**Task:** Pick out each line below containing "جستجو".

/---

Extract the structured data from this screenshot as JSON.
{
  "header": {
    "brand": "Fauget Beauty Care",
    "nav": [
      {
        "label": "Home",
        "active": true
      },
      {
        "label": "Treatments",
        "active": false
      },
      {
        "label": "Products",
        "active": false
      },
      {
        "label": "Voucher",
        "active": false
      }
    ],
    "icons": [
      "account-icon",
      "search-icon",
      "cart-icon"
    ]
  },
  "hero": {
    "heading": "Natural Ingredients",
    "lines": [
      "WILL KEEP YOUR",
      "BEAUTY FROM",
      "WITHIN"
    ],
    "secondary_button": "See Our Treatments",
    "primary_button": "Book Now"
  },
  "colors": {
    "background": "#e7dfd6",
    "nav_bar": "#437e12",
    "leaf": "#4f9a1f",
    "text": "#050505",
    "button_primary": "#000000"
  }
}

\---
/---

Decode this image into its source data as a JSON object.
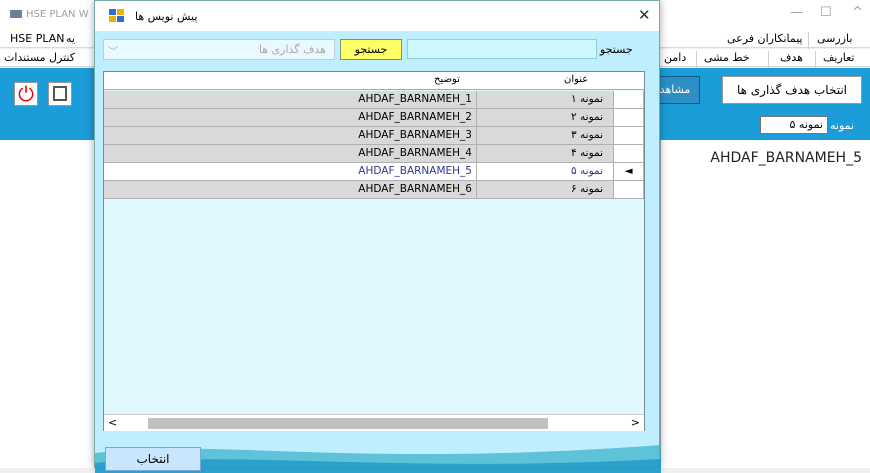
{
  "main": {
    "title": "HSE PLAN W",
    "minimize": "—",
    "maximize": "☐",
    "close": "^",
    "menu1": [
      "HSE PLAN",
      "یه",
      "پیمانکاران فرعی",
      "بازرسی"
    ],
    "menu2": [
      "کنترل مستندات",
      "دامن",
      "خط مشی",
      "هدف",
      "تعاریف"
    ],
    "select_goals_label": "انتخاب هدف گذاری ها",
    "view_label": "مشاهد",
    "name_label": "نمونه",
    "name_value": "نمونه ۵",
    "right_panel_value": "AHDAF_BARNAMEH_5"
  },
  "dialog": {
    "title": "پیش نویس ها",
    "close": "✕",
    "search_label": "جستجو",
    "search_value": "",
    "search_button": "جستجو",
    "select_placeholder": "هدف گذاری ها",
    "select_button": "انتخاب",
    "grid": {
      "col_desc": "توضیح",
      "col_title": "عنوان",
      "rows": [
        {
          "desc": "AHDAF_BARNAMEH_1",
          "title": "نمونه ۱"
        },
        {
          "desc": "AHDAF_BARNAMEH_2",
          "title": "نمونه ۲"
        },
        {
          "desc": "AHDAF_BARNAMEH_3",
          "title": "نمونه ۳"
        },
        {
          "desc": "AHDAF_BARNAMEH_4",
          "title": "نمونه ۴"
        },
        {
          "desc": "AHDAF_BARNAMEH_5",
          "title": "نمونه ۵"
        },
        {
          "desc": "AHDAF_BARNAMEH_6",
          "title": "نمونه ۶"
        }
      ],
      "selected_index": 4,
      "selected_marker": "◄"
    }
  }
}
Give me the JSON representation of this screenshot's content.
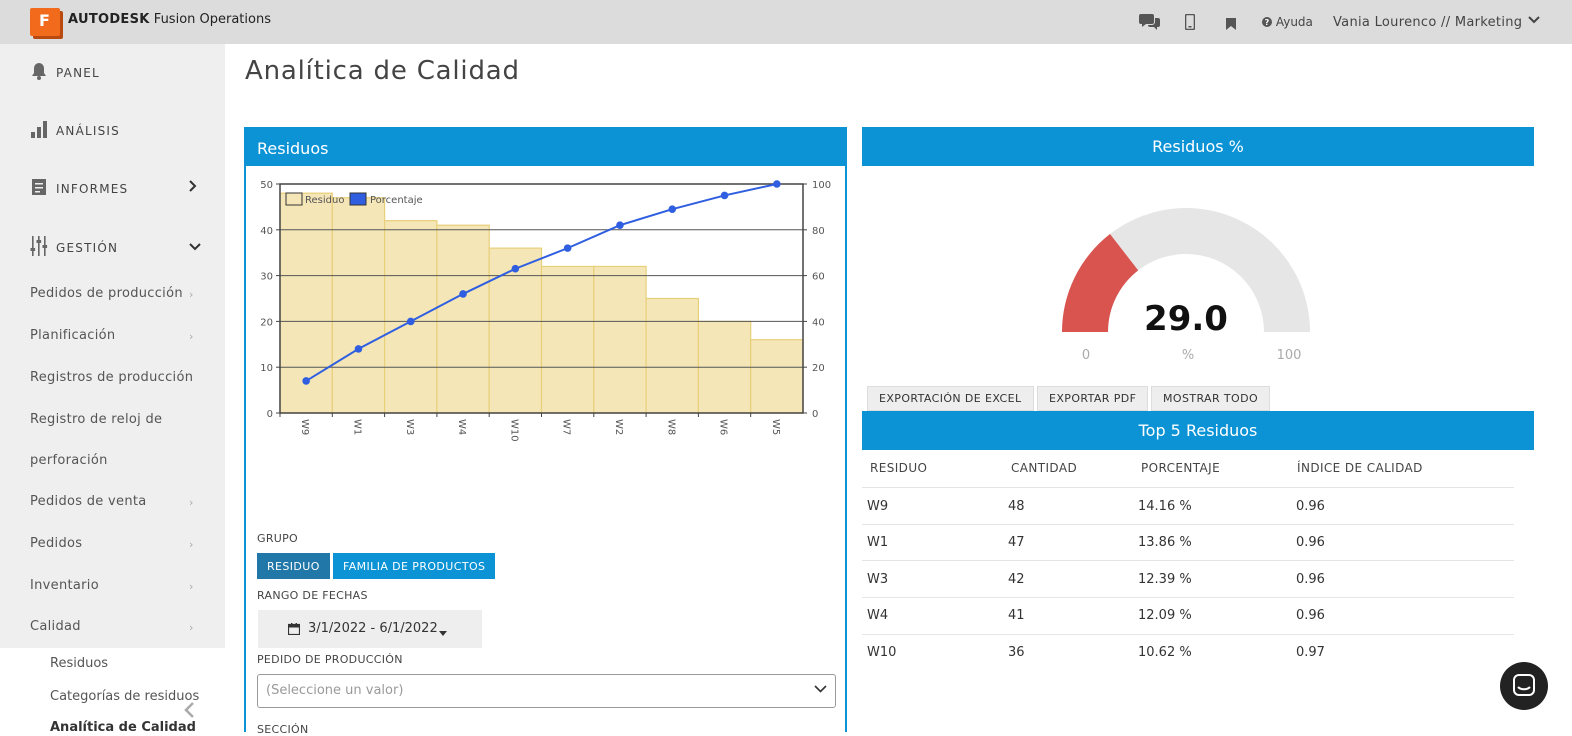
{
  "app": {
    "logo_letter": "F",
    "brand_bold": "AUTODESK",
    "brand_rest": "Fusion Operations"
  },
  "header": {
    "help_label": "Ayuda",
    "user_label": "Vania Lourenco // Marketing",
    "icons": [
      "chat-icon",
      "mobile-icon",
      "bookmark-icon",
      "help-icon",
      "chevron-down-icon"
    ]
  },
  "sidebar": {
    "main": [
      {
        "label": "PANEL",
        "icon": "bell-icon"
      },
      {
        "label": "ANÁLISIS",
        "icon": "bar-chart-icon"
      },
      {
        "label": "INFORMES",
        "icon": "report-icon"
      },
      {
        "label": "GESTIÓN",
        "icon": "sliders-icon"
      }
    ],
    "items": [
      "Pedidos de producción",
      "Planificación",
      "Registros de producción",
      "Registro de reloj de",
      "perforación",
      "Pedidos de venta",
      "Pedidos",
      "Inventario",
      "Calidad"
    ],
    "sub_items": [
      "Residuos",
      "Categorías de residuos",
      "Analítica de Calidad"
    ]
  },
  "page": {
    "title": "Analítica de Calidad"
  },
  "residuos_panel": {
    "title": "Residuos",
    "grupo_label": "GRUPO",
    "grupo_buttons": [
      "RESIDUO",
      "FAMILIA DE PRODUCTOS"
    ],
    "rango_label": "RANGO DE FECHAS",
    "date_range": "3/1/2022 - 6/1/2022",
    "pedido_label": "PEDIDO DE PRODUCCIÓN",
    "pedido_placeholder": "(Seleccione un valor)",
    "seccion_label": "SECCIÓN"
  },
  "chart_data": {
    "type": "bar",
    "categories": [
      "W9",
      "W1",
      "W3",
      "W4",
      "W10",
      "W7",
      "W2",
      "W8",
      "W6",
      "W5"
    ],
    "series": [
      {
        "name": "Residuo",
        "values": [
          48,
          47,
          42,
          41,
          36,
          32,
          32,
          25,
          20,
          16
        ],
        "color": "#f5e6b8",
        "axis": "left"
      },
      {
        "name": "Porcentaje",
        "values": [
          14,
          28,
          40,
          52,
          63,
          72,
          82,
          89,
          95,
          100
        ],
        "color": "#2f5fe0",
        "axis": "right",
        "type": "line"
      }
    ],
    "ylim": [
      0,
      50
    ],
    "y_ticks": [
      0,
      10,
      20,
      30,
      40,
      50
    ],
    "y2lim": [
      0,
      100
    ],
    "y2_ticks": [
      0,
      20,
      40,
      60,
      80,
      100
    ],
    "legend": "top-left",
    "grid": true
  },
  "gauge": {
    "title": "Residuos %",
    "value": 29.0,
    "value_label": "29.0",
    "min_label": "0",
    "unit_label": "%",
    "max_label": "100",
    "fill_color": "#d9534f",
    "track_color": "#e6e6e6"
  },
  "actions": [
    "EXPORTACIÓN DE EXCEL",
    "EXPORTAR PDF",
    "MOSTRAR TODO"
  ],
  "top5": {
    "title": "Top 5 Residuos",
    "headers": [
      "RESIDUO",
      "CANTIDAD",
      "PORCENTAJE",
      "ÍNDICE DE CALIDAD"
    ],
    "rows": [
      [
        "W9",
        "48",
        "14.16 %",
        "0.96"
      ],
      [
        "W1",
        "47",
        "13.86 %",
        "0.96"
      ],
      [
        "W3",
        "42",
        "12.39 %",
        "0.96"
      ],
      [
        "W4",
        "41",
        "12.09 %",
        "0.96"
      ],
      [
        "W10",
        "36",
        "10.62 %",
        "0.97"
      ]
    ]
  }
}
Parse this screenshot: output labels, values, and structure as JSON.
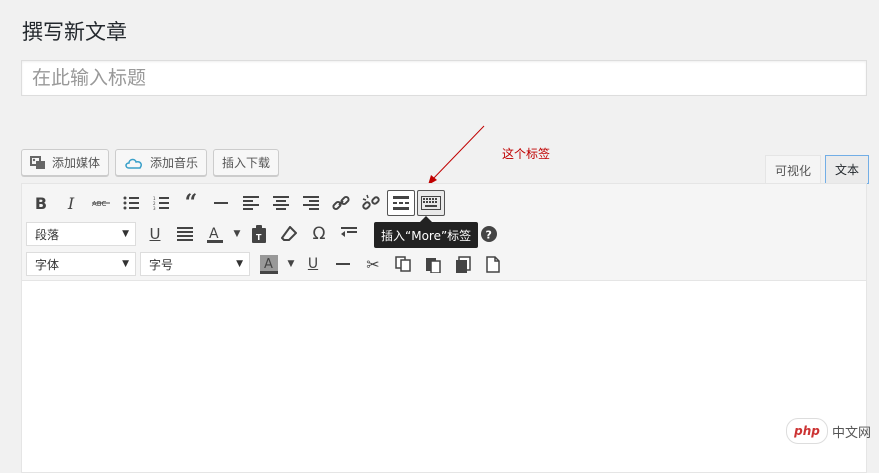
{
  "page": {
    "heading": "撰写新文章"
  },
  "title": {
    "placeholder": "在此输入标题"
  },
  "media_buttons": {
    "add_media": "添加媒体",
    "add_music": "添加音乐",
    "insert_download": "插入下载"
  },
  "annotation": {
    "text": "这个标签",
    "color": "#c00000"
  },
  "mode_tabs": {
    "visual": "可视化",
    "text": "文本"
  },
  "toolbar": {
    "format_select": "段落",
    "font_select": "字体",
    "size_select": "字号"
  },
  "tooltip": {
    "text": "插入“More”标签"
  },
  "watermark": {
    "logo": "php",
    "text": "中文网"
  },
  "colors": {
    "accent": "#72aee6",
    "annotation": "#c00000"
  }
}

\---
/---

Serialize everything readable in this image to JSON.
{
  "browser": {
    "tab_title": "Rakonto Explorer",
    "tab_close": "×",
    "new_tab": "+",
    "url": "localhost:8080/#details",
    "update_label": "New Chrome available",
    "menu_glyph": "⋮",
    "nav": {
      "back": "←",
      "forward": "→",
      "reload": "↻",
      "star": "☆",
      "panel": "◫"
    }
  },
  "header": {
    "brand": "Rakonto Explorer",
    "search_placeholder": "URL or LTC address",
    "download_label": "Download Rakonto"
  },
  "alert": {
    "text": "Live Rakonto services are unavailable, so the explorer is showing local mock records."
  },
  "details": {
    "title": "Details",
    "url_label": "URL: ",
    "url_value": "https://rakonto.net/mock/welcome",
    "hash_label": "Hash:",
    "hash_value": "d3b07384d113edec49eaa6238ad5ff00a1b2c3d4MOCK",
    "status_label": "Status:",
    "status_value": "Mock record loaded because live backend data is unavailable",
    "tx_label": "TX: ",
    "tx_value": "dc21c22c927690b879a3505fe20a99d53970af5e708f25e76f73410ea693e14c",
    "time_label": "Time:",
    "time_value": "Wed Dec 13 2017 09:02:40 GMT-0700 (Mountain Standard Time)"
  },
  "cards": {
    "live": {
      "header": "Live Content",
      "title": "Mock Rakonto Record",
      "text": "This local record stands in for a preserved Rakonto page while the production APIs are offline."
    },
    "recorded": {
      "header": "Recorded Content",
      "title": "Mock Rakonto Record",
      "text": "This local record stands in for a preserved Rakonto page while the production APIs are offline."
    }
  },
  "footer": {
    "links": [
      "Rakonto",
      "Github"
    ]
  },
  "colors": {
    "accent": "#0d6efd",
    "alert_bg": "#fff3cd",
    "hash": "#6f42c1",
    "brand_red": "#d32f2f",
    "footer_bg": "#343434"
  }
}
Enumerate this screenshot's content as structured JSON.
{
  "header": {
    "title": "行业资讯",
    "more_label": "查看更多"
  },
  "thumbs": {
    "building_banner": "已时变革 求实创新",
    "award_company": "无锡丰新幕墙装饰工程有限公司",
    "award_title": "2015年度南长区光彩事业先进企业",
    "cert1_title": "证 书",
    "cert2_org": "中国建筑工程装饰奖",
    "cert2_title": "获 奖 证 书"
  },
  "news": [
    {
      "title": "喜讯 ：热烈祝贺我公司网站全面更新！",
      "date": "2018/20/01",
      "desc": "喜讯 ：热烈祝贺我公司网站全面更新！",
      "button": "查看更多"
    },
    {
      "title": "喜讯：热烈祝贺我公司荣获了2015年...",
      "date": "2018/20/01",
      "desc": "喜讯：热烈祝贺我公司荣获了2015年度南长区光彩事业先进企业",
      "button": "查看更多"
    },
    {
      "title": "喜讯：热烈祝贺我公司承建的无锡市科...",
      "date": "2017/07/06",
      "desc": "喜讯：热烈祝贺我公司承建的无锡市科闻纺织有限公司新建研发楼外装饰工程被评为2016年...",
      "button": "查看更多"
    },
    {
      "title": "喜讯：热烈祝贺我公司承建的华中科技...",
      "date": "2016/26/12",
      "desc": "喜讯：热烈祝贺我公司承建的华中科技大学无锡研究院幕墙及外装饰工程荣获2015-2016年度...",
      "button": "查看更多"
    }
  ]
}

\---

**Task output:**
    "search_label": "جستجو",
    "search_button": "جستجو",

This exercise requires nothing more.